Problem statement ::
Quote all of the lines below word for word, leaving out the pictures.

** BEGIN **

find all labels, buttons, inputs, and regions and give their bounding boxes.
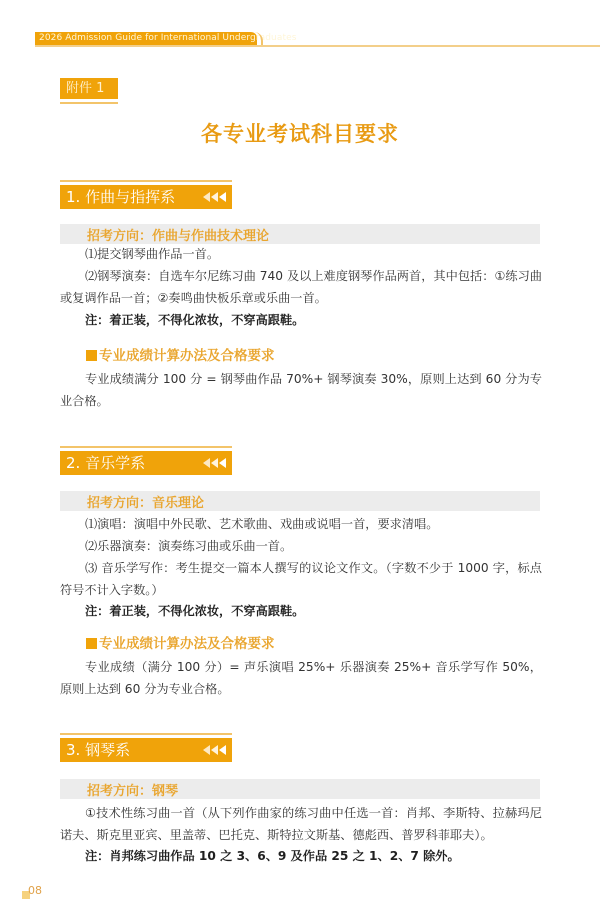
department-bar: 3. 钢琴系 xyxy=(60,738,232,762)
triple-left-arrow-icon xyxy=(203,738,226,762)
header-rule xyxy=(35,45,600,47)
direction-bar: 招考方向：音乐理论 xyxy=(60,491,540,511)
square-bullet-icon xyxy=(86,350,97,361)
department-bar: 2. 音乐学系 xyxy=(60,451,232,475)
exam-note: 注：着正装，不得化浓妆，不穿高跟鞋。 xyxy=(60,601,542,623)
exam-item: ①技术性练习曲一首（从下列作曲家的练习曲中任选一首：肖邦、李斯特、拉赫玛尼诺夫、… xyxy=(60,803,542,846)
department-heading-piano: 3. 钢琴系 xyxy=(60,733,232,762)
score-heading-text: 专业成绩计算办法及合格要求 xyxy=(99,348,275,364)
triple-left-arrow-icon xyxy=(203,451,226,475)
header-tab: 2026 Admission Guide for International U… xyxy=(35,32,257,45)
exam-note: 注：肖邦练习曲作品 10 之 3、6、9 及作品 25 之 1、2、7 除外。 xyxy=(60,846,542,868)
department-heading-composition: 1. 作曲与指挥系 xyxy=(60,180,232,209)
direction-label: 招考方向：作曲与作曲技术理论 xyxy=(87,225,269,244)
exam-item: ⑴演唱：演唱中外民歌、艺术歌曲、戏曲或说唱一首，要求清唱。 xyxy=(60,514,542,536)
exam-item: ⑵乐器演奏：演奏练习曲或乐曲一首。 xyxy=(60,536,542,558)
exam-note: 注：着正装，不得化浓妆，不穿高跟鞋。 xyxy=(60,310,542,332)
exam-item: ⑴提交钢琴曲作品一首。 xyxy=(60,244,542,266)
score-text: 专业成绩（满分 100 分）= 声乐演唱 25%+ 乐器演奏 25%+ 音乐学写… xyxy=(60,657,542,700)
department-topline xyxy=(60,446,232,448)
department-topline xyxy=(60,180,232,182)
exam-item: ⑶ 音乐学写作：考生提交一篇本人撰写的议论文作文。（字数不少于 1000 字，标… xyxy=(60,558,542,601)
department-bar: 1. 作曲与指挥系 xyxy=(60,185,232,209)
attachment-underline xyxy=(60,102,118,104)
department-heading-musicology: 2. 音乐学系 xyxy=(60,446,232,475)
attachment-badge: 附件 1 xyxy=(60,78,118,99)
score-text: 专业成绩满分 100 分 = 钢琴曲作品 70%+ 钢琴演奏 30%，原则上达到… xyxy=(60,369,542,412)
page-title: 各专业考试科目要求 xyxy=(0,118,600,148)
exam-item: ⑵钢琴演奏：自选车尔尼练习曲 740 及以上难度钢琴作品两首，其中包括：①练习曲… xyxy=(60,266,542,309)
score-heading: 专业成绩计算办法及合格要求 xyxy=(86,344,275,364)
square-bullet-icon xyxy=(86,638,97,649)
direction-label: 招考方向：音乐理论 xyxy=(87,492,204,511)
running-header: 2026 Admission Guide for International U… xyxy=(35,32,600,46)
direction-label: 招考方向：钢琴 xyxy=(87,780,178,799)
score-heading-text: 专业成绩计算办法及合格要求 xyxy=(99,636,275,652)
department-topline xyxy=(60,733,232,735)
department-title: 2. 音乐学系 xyxy=(66,454,145,472)
score-heading: 专业成绩计算办法及合格要求 xyxy=(86,632,275,652)
page-number: 08 xyxy=(28,884,42,897)
department-title: 1. 作曲与指挥系 xyxy=(66,188,175,206)
direction-bar: 招考方向：钢琴 xyxy=(60,779,540,799)
direction-bar: 招考方向：作曲与作曲技术理论 xyxy=(60,224,540,244)
department-title: 3. 钢琴系 xyxy=(66,741,130,759)
triple-left-arrow-icon xyxy=(203,185,226,209)
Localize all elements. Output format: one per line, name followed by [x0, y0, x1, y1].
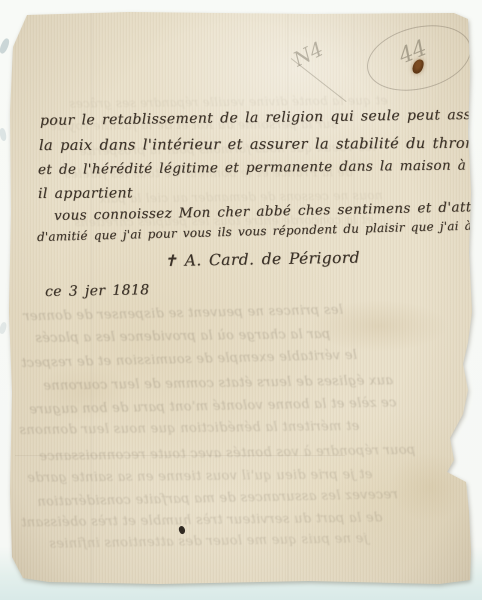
bleedthrough-line: le véritable exemple de soumission et de… — [21, 348, 357, 371]
paper-stain — [389, 452, 469, 522]
letter-line: la paix dans l'intérieur et assurer la s… — [39, 136, 482, 154]
bleedthrough-line: par la charge où la providence les a pla… — [35, 327, 330, 346]
bleedthrough-line: de la part du serviteur très humble et t… — [21, 510, 382, 530]
signature: ✝ A. Card. de Périgord — [164, 249, 360, 270]
bleedthrough-line: et méritent la bénédiction que nous leur… — [19, 419, 359, 438]
letter-line: et de l'hérédité légitime et permanente … — [38, 157, 482, 178]
date-line: ce 3 jer 1818 — [45, 282, 150, 300]
letter-line: il appartient — [38, 185, 133, 202]
bleedthrough-line: et je prie dieu qu'il vous tienne en sa … — [27, 467, 373, 486]
bleedthrough-line: recevez les assurances de ma parfaite co… — [37, 487, 398, 510]
bleedthrough-line: aux églises de leurs états comme de leur… — [43, 373, 393, 393]
bleedthrough-line: pour répondre à vos bontés avec toute re… — [39, 443, 415, 465]
bleedthrough-line: je ne puis que me louer des attentions i… — [49, 531, 368, 552]
letter-paper: N4 44 et que la bonté divine veuille rép… — [9, 12, 472, 584]
scanned-letter-page: N4 44 et que la bonté divine veuille rép… — [0, 0, 482, 600]
bleedthrough-line: les princes ne peuvent se dispenser de d… — [23, 303, 343, 325]
bleedthrough-line: ce zèle et la bonne volonté m'ont paru d… — [29, 395, 397, 417]
paper-shadow-wrap: N4 44 et que la bonté divine veuille rép… — [0, 0, 482, 600]
pencil-note: N4 — [289, 37, 327, 72]
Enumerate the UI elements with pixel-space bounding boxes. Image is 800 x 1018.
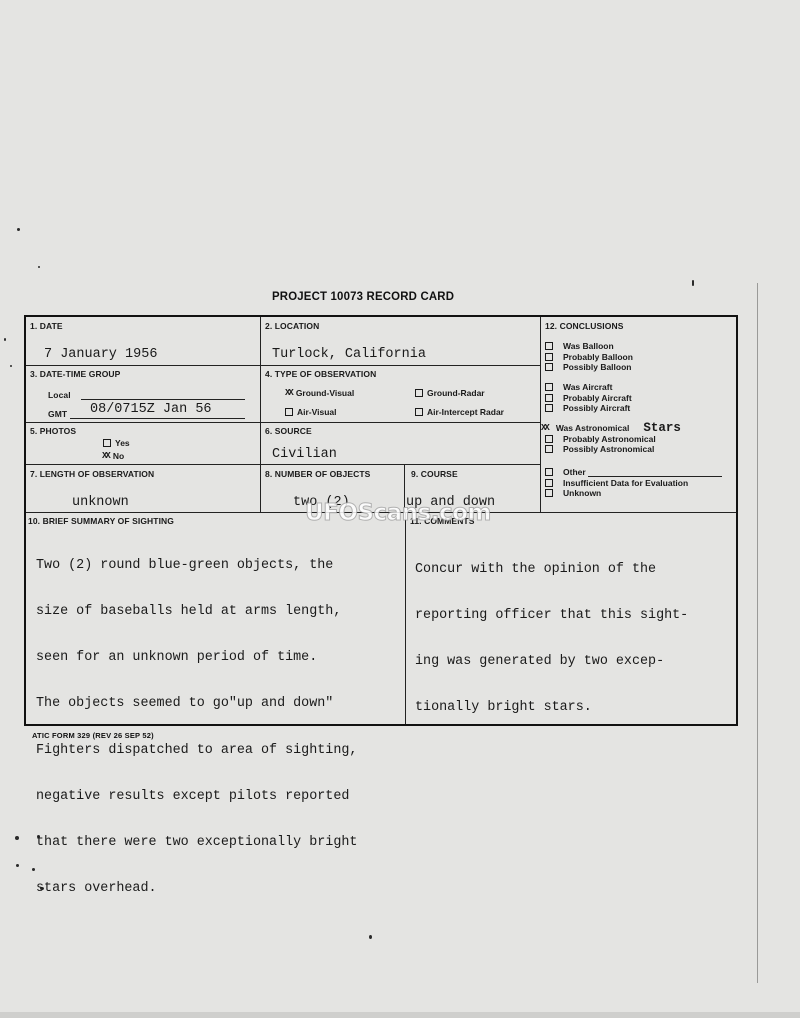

** END **

Solution ::
find all labels, buttons, inputs, and regions and give their bounding boxes.
department-bar: 3. 钢琴系 xyxy=(60,738,232,762)
triple-left-arrow-icon xyxy=(203,738,226,762)
header-rule xyxy=(35,45,600,47)
direction-bar: 招考方向：音乐理论 xyxy=(60,491,540,511)
square-bullet-icon xyxy=(86,350,97,361)
department-bar: 2. 音乐学系 xyxy=(60,451,232,475)
exam-note: 注：着正装，不得化浓妆，不穿高跟鞋。 xyxy=(60,601,542,623)
exam-item: ①技术性练习曲一首（从下列作曲家的练习曲中任选一首：肖邦、李斯特、拉赫玛尼诺夫、… xyxy=(60,803,542,846)
department-heading-piano: 3. 钢琴系 xyxy=(60,733,232,762)
score-heading-text: 专业成绩计算办法及合格要求 xyxy=(99,348,275,364)
triple-left-arrow-icon xyxy=(203,451,226,475)
header-tab: 2026 Admission Guide for International U… xyxy=(35,32,257,45)
exam-note: 注：肖邦练习曲作品 10 之 3、6、9 及作品 25 之 1、2、7 除外。 xyxy=(60,846,542,868)
department-heading-composition: 1. 作曲与指挥系 xyxy=(60,180,232,209)
direction-label: 招考方向：作曲与作曲技术理论 xyxy=(87,225,269,244)
exam-item: ⑴演唱：演唱中外民歌、艺术歌曲、戏曲或说唱一首，要求清唱。 xyxy=(60,514,542,536)
exam-item: ⑵乐器演奏：演奏练习曲或乐曲一首。 xyxy=(60,536,542,558)
exam-note: 注：着正装，不得化浓妆，不穿高跟鞋。 xyxy=(60,310,542,332)
exam-item: ⑴提交钢琴曲作品一首。 xyxy=(60,244,542,266)
score-text: 专业成绩（满分 100 分）= 声乐演唱 25%+ 乐器演奏 25%+ 音乐学写… xyxy=(60,657,542,700)
department-topline xyxy=(60,446,232,448)
department-topline xyxy=(60,180,232,182)
exam-item: ⑶ 音乐学写作：考生提交一篇本人撰写的议论文作文。（字数不少于 1000 字，标… xyxy=(60,558,542,601)
department-bar: 1. 作曲与指挥系 xyxy=(60,185,232,209)
attachment-underline xyxy=(60,102,118,104)
department-heading-musicology: 2. 音乐学系 xyxy=(60,446,232,475)
attachment-badge: 附件 1 xyxy=(60,78,118,99)
score-text: 专业成绩满分 100 分 = 钢琴曲作品 70%+ 钢琴演奏 30%，原则上达到… xyxy=(60,369,542,412)
page-title: 各专业考试科目要求 xyxy=(0,118,600,148)
exam-item: ⑵钢琴演奏：自选车尔尼练习曲 740 及以上难度钢琴作品两首，其中包括：①练习曲… xyxy=(60,266,542,309)
score-heading: 专业成绩计算办法及合格要求 xyxy=(86,344,275,364)
square-bullet-icon xyxy=(86,638,97,649)
direction-label: 招考方向：音乐理论 xyxy=(87,492,204,511)
running-header: 2026 Admission Guide for International U… xyxy=(35,32,600,46)
direction-label: 招考方向：钢琴 xyxy=(87,780,178,799)
score-heading-text: 专业成绩计算办法及合格要求 xyxy=(99,636,275,652)
department-topline xyxy=(60,733,232,735)
department-title: 2. 音乐学系 xyxy=(66,454,145,472)
score-heading: 专业成绩计算办法及合格要求 xyxy=(86,632,275,652)
page-number: 08 xyxy=(28,884,42,897)
department-title: 1. 作曲与指挥系 xyxy=(66,188,175,206)
direction-bar: 招考方向：钢琴 xyxy=(60,779,540,799)
direction-bar: 招考方向：作曲与作曲技术理论 xyxy=(60,224,540,244)
department-title: 3. 钢琴系 xyxy=(66,741,130,759)
triple-left-arrow-icon xyxy=(203,185,226,209)
Localize all elements. Output format: one per line, name followed by [x0, y0, x1, y1].
bleedthrough-line: le véritable exemple de soumission et de… — [21, 348, 357, 371]
paper-stain — [389, 452, 469, 522]
letter-line: la paix dans l'intérieur et assurer la s… — [39, 136, 482, 154]
bleedthrough-line: par la charge où la providence les a pla… — [35, 327, 330, 346]
bleedthrough-line: de la part du serviteur très humble et t… — [21, 510, 382, 530]
signature: ✝ A. Card. de Périgord — [164, 249, 360, 270]
bleedthrough-line: et méritent la bénédiction que nous leur… — [19, 419, 359, 438]
letter-line: et de l'hérédité légitime et permanente … — [38, 157, 482, 178]
date-line: ce 3 jer 1818 — [45, 282, 150, 300]
letter-line: il appartient — [38, 185, 133, 202]
bleedthrough-line: et je prie dieu qu'il vous tienne en sa … — [27, 467, 373, 486]
bleedthrough-line: recevez les assurances de ma parfaite co… — [37, 487, 398, 510]
bleedthrough-line: aux églises de leurs états comme de leur… — [43, 373, 393, 393]
bleedthrough-line: pour répondre à vos bontés avec toute re… — [39, 443, 415, 465]
bleedthrough-line: je ne puis que me louer des attentions i… — [49, 531, 368, 552]
letter-paper: N4 44 et que la bonté divine veuille rép… — [9, 12, 472, 584]
scanned-letter-page: N4 44 et que la bonté divine veuille rép… — [0, 0, 482, 600]
bleedthrough-line: les princes ne peuvent se dispenser de d… — [23, 303, 343, 325]
bleedthrough-line: ce zèle et la bonne volonté m'ont paru d… — [29, 395, 397, 417]
paper-shadow-wrap: N4 44 et que la bonté divine veuille rép… — [0, 0, 482, 600]
pencil-note: N4 — [289, 37, 327, 72]
Enumerate the UI elements with pixel-space bounding boxes. Image is 800 x 1018.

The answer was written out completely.